start ENTRIES

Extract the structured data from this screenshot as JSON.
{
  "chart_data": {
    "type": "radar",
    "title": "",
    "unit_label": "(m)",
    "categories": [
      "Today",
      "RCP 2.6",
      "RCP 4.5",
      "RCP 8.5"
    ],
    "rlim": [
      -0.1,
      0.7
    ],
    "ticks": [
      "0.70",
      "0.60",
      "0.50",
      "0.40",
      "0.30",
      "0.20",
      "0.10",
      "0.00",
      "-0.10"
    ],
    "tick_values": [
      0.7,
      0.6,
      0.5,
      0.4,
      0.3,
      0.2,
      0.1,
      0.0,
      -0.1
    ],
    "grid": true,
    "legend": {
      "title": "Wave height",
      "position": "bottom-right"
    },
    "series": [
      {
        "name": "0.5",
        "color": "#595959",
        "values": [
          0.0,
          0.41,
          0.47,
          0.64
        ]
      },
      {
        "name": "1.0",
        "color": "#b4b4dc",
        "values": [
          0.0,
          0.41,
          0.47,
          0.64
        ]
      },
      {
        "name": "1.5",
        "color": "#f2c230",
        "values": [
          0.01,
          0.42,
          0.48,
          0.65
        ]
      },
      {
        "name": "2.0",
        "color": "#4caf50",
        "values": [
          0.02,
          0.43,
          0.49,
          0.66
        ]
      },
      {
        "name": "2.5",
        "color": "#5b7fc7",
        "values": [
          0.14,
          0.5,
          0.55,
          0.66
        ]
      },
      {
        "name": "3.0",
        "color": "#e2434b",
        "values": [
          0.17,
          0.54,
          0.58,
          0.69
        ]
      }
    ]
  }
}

end ENTRIES

WHAT YOU SHOULD DO: Above are some records; extract every one of them exactly.

FULL SOLUTION:
Extract the structured data from this screenshot as JSON.
{
  "chart_data": {
    "type": "radar",
    "title": "",
    "unit_label": "(m)",
    "categories": [
      "Today",
      "RCP 2.6",
      "RCP 4.5",
      "RCP 8.5"
    ],
    "rlim": [
      -0.1,
      0.7
    ],
    "ticks": [
      "0.70",
      "0.60",
      "0.50",
      "0.40",
      "0.30",
      "0.20",
      "0.10",
      "0.00",
      "-0.10"
    ],
    "tick_values": [
      0.7,
      0.6,
      0.5,
      0.4,
      0.3,
      0.2,
      0.1,
      0.0,
      -0.1
    ],
    "grid": true,
    "legend": {
      "title": "Wave height",
      "position": "bottom-right"
    },
    "series": [
      {
        "name": "0.5",
        "color": "#595959",
        "values": [
          0.0,
          0.41,
          0.47,
          0.64
        ]
      },
      {
        "name": "1.0",
        "color": "#b4b4dc",
        "values": [
          0.0,
          0.41,
          0.47,
          0.64
        ]
      },
      {
        "name": "1.5",
        "color": "#f2c230",
        "values": [
          0.01,
          0.42,
          0.48,
          0.65
        ]
      },
      {
        "name": "2.0",
        "color": "#4caf50",
        "values": [
          0.02,
          0.43,
          0.49,
          0.66
        ]
      },
      {
        "name": "2.5",
        "color": "#5b7fc7",
        "values": [
          0.14,
          0.5,
          0.55,
          0.66
        ]
      },
      {
        "name": "3.0",
        "color": "#e2434b",
        "values": [
          0.17,
          0.54,
          0.58,
          0.69
        ]
      }
    ]
  }
}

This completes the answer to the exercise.